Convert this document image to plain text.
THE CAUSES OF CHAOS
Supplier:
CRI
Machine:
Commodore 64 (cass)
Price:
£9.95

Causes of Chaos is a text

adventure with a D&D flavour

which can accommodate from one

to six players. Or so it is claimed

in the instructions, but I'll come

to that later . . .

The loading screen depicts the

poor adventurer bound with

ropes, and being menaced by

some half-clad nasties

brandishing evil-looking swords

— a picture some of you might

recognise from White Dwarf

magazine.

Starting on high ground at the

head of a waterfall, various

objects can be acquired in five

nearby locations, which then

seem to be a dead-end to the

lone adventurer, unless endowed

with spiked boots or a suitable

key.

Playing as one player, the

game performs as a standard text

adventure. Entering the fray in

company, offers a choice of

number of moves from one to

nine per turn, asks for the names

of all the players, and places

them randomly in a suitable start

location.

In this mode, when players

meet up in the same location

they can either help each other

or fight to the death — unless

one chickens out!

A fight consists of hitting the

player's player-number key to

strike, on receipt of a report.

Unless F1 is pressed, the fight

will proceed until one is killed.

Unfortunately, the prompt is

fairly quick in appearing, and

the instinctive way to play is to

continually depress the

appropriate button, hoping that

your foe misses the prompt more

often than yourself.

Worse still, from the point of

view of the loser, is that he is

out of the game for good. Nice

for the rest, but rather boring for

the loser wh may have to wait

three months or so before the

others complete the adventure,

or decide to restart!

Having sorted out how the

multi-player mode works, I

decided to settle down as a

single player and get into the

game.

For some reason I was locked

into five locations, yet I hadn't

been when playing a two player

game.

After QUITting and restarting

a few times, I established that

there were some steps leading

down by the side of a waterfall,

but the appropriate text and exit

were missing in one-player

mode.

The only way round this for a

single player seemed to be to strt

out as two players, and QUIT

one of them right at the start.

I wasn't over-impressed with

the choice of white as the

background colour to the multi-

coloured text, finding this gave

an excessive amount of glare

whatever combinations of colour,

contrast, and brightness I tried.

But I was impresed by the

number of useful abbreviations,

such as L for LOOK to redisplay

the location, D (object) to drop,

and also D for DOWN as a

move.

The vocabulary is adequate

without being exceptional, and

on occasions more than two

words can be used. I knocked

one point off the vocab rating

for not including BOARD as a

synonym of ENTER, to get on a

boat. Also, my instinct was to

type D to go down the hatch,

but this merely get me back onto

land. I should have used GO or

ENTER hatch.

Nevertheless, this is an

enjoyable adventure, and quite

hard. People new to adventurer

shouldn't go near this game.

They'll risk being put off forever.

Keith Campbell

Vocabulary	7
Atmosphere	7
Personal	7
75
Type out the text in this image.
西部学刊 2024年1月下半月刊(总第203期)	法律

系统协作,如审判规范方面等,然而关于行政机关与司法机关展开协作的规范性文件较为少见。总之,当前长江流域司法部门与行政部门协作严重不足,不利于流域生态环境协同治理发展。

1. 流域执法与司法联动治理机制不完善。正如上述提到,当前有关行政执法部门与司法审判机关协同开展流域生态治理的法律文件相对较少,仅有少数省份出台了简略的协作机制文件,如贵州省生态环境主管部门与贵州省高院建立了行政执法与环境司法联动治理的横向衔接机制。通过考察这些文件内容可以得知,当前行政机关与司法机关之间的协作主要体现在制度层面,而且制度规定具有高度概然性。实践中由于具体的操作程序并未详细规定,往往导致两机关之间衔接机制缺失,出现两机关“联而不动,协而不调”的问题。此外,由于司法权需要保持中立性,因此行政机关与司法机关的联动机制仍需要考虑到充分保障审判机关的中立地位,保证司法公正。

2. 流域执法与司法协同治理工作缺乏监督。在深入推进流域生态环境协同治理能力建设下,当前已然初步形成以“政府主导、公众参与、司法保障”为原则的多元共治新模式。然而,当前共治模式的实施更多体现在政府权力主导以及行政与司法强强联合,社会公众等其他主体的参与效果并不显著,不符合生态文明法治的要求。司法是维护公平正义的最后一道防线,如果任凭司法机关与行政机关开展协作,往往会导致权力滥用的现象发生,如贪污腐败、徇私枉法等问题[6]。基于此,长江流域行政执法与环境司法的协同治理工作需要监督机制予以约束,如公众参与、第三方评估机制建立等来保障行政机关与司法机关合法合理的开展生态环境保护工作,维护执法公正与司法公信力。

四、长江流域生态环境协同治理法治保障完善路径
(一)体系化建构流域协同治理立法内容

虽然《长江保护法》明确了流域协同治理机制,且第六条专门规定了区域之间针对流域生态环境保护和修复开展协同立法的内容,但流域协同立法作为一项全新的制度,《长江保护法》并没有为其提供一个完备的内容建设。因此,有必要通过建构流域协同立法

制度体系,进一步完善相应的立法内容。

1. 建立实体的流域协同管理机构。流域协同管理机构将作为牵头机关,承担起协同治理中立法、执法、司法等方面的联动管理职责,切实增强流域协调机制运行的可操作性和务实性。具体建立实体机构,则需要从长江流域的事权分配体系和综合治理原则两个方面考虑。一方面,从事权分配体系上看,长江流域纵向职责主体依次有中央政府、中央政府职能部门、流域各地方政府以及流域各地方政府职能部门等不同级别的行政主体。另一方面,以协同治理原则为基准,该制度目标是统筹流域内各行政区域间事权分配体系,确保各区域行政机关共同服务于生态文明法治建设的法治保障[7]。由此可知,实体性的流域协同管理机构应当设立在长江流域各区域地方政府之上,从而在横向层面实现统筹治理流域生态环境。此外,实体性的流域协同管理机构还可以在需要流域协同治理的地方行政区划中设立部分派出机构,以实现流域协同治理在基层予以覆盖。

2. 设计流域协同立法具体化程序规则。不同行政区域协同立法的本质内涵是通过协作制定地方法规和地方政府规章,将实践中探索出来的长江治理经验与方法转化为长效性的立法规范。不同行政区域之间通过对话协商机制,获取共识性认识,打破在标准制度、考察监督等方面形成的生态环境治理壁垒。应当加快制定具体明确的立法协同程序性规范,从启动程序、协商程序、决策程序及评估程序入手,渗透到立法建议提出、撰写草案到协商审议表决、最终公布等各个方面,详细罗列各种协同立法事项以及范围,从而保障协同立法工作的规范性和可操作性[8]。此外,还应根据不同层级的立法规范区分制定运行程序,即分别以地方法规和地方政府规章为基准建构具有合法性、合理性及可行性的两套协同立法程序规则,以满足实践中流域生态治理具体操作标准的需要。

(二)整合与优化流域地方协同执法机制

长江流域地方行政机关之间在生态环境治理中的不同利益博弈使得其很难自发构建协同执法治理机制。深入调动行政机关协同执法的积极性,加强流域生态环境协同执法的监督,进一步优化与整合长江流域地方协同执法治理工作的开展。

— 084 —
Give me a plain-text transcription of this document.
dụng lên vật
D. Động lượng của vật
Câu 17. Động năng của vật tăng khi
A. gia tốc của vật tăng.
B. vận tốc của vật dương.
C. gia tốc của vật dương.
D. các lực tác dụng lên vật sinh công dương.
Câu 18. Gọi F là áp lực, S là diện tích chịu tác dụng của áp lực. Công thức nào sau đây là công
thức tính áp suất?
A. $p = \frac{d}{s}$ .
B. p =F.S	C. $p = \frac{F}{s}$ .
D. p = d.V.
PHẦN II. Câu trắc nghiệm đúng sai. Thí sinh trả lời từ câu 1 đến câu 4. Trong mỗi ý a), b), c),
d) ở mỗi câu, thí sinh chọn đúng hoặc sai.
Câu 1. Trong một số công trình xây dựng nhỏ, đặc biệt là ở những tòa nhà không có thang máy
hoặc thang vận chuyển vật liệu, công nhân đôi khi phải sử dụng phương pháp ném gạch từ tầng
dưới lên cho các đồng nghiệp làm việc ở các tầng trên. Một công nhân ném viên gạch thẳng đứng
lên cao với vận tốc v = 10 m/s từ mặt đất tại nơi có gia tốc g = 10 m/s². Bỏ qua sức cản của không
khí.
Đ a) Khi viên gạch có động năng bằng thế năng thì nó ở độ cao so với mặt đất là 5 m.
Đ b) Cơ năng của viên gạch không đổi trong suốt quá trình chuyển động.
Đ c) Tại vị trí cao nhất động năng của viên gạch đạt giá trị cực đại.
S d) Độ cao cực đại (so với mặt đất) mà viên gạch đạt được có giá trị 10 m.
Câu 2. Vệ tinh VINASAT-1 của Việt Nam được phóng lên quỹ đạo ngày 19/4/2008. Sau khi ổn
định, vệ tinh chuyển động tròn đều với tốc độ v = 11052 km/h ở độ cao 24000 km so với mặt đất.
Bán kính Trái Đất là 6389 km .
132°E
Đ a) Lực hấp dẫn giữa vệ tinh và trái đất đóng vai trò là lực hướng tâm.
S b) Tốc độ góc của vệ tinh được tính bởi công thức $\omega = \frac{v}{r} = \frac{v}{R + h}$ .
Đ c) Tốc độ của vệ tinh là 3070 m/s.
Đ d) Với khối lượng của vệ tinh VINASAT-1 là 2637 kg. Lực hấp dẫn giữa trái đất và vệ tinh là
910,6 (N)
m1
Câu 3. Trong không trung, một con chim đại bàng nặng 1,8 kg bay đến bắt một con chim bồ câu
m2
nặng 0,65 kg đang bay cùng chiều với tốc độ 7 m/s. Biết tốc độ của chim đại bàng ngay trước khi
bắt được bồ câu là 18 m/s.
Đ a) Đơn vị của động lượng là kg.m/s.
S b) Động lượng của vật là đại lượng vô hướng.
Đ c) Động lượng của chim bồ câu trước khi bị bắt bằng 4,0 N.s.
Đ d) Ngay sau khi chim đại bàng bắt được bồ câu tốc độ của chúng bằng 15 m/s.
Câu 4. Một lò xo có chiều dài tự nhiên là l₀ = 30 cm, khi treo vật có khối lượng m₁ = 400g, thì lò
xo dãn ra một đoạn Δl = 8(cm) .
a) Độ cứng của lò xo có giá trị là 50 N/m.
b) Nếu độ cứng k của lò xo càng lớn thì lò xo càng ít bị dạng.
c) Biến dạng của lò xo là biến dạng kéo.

Exercise:
Lines containing the string "đúng" are to be selected and copied.

Solution to the exercise:
PHẦN II. Câu trắc nghiệm đúng sai. Thí sinh trả lời từ câu 1 đến câu 4. Trong mỗi ý a), b), c),
d) ở mỗi câu, thí sinh chọn đúng hoặc sai.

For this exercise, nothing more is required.